[Stored data]
○ ○ ○

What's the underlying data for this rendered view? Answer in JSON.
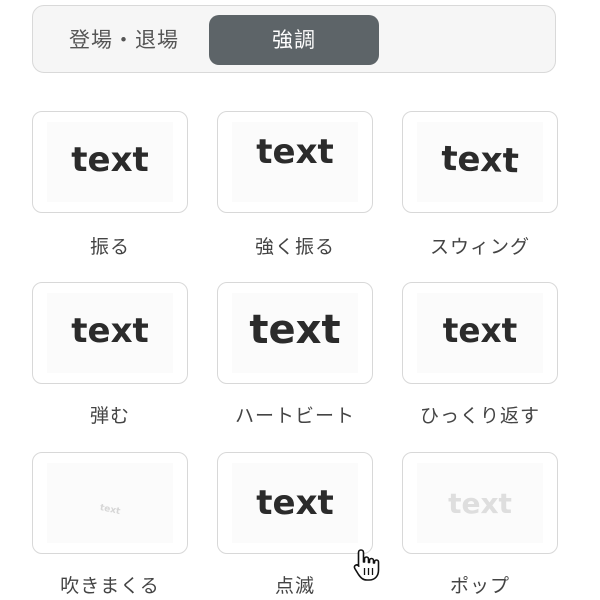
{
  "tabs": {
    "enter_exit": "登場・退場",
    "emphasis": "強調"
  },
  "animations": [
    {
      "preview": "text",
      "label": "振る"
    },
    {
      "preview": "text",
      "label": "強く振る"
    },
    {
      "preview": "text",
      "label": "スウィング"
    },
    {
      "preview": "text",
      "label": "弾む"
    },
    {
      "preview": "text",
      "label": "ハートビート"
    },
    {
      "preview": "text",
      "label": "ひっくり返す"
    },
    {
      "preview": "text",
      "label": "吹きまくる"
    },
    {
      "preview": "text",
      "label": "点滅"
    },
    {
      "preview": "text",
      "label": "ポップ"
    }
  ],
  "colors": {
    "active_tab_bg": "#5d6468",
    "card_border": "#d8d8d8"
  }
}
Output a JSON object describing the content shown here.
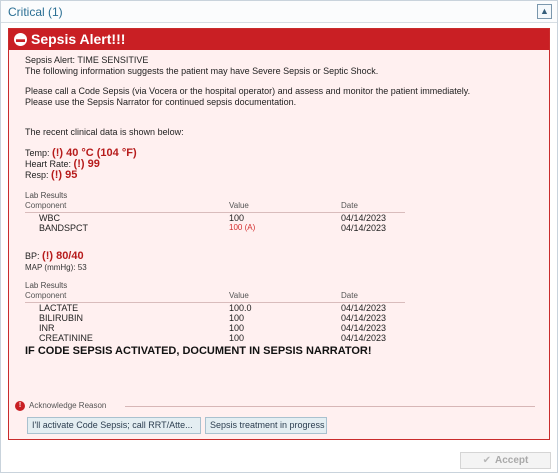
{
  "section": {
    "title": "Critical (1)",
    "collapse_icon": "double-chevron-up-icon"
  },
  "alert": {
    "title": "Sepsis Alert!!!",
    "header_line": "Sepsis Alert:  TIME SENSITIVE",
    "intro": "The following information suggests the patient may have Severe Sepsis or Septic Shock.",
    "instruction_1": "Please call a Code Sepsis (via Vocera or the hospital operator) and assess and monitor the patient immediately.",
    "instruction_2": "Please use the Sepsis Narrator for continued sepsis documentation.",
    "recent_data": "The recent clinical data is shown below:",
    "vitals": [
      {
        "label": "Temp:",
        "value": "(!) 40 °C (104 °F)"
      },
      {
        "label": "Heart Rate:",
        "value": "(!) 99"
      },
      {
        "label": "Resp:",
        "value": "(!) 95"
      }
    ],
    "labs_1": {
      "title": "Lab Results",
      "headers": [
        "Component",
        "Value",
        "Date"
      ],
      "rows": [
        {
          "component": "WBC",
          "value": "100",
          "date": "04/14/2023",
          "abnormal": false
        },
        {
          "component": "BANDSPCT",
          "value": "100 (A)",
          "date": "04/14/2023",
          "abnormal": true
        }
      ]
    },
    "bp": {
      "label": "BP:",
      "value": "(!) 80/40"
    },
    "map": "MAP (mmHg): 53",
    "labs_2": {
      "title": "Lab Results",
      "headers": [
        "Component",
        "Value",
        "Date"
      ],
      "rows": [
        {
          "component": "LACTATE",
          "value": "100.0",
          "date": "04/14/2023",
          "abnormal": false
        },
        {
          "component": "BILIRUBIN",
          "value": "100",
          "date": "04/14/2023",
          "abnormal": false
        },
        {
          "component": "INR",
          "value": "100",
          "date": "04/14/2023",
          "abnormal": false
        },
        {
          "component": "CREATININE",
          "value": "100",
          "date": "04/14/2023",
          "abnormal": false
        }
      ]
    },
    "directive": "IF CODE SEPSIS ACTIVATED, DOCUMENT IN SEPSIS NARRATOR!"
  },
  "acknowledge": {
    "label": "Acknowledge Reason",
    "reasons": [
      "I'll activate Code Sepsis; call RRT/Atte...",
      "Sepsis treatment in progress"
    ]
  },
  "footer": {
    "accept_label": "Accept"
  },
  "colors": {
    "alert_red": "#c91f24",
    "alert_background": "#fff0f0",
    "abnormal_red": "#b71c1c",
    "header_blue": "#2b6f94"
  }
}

○ ○ ○

▸ **TASK GOAL**
Make a copy of each line that contains the string "call".

▸ **EXERCISE RESPONSE**
    "instruction_1": "Please call a Code Sepsis (via Vocera or the hospital operator) and assess and monitor the patient immediately.",
      "I'll activate Code Sepsis; call RRT/Atte...",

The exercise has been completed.